OBJECTIVE » Copy out each line exactly as it appears.

>> begin EXTRACTED DATA

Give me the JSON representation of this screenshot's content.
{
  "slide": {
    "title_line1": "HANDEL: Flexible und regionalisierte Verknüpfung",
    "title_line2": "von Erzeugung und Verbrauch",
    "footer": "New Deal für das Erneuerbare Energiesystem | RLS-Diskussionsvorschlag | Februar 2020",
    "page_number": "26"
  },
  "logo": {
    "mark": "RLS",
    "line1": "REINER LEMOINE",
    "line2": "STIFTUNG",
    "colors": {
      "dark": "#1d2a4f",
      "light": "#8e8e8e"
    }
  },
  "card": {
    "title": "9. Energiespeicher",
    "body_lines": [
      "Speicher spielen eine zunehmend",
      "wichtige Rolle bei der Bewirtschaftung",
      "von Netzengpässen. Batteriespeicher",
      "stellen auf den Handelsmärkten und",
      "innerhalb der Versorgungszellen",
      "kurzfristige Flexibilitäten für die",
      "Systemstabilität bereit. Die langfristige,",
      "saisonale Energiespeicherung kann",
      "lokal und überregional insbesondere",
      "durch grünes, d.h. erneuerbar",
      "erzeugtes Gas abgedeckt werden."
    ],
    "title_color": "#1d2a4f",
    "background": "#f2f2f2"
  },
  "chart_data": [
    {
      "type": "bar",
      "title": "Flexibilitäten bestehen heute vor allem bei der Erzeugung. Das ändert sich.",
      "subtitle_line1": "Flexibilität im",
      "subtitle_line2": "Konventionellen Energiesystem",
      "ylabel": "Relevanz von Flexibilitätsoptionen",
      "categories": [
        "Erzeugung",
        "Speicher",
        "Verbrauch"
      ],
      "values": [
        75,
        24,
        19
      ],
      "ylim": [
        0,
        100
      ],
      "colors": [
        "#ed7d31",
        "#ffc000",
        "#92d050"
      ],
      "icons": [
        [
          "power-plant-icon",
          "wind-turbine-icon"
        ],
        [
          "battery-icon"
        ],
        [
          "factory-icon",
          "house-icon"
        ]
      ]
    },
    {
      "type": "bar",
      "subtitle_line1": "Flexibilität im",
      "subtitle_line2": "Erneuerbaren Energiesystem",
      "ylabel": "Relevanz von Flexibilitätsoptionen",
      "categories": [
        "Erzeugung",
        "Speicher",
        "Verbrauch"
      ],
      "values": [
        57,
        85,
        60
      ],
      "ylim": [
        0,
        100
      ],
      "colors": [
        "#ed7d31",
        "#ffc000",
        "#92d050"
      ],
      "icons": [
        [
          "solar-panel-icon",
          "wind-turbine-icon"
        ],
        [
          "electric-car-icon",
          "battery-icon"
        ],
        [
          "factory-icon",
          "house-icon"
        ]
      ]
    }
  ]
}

>> end EXTRACTED DATA

FINISHED TASK »
Give me the JSON representation of this screenshot's content.
{
  "slide": {
    "title_line1": "HANDEL: Flexible und regionalisierte Verknüpfung",
    "title_line2": "von Erzeugung und Verbrauch",
    "footer": "New Deal für das Erneuerbare Energiesystem | RLS-Diskussionsvorschlag | Februar 2020",
    "page_number": "26"
  },
  "logo": {
    "mark": "RLS",
    "line1": "REINER LEMOINE",
    "line2": "STIFTUNG",
    "colors": {
      "dark": "#1d2a4f",
      "light": "#8e8e8e"
    }
  },
  "card": {
    "title": "9. Energiespeicher",
    "body_lines": [
      "Speicher spielen eine zunehmend",
      "wichtige Rolle bei der Bewirtschaftung",
      "von Netzengpässen. Batteriespeicher",
      "stellen auf den Handelsmärkten und",
      "innerhalb der Versorgungszellen",
      "kurzfristige Flexibilitäten für die",
      "Systemstabilität bereit. Die langfristige,",
      "saisonale Energiespeicherung kann",
      "lokal und überregional insbesondere",
      "durch grünes, d.h. erneuerbar",
      "erzeugtes Gas abgedeckt werden."
    ],
    "title_color": "#1d2a4f",
    "background": "#f2f2f2"
  },
  "chart_data": [
    {
      "type": "bar",
      "title": "Flexibilitäten bestehen heute vor allem bei der Erzeugung. Das ändert sich.",
      "subtitle_line1": "Flexibilität im",
      "subtitle_line2": "Konventionellen Energiesystem",
      "ylabel": "Relevanz von Flexibilitätsoptionen",
      "categories": [
        "Erzeugung",
        "Speicher",
        "Verbrauch"
      ],
      "values": [
        75,
        24,
        19
      ],
      "ylim": [
        0,
        100
      ],
      "colors": [
        "#ed7d31",
        "#ffc000",
        "#92d050"
      ],
      "icons": [
        [
          "power-plant-icon",
          "wind-turbine-icon"
        ],
        [
          "battery-icon"
        ],
        [
          "factory-icon",
          "house-icon"
        ]
      ]
    },
    {
      "type": "bar",
      "subtitle_line1": "Flexibilität im",
      "subtitle_line2": "Erneuerbaren Energiesystem",
      "ylabel": "Relevanz von Flexibilitätsoptionen",
      "categories": [
        "Erzeugung",
        "Speicher",
        "Verbrauch"
      ],
      "values": [
        57,
        85,
        60
      ],
      "ylim": [
        0,
        100
      ],
      "colors": [
        "#ed7d31",
        "#ffc000",
        "#92d050"
      ],
      "icons": [
        [
          "solar-panel-icon",
          "wind-turbine-icon"
        ],
        [
          "electric-car-icon",
          "battery-icon"
        ],
        [
          "factory-icon",
          "house-icon"
        ]
      ]
    }
  ]
}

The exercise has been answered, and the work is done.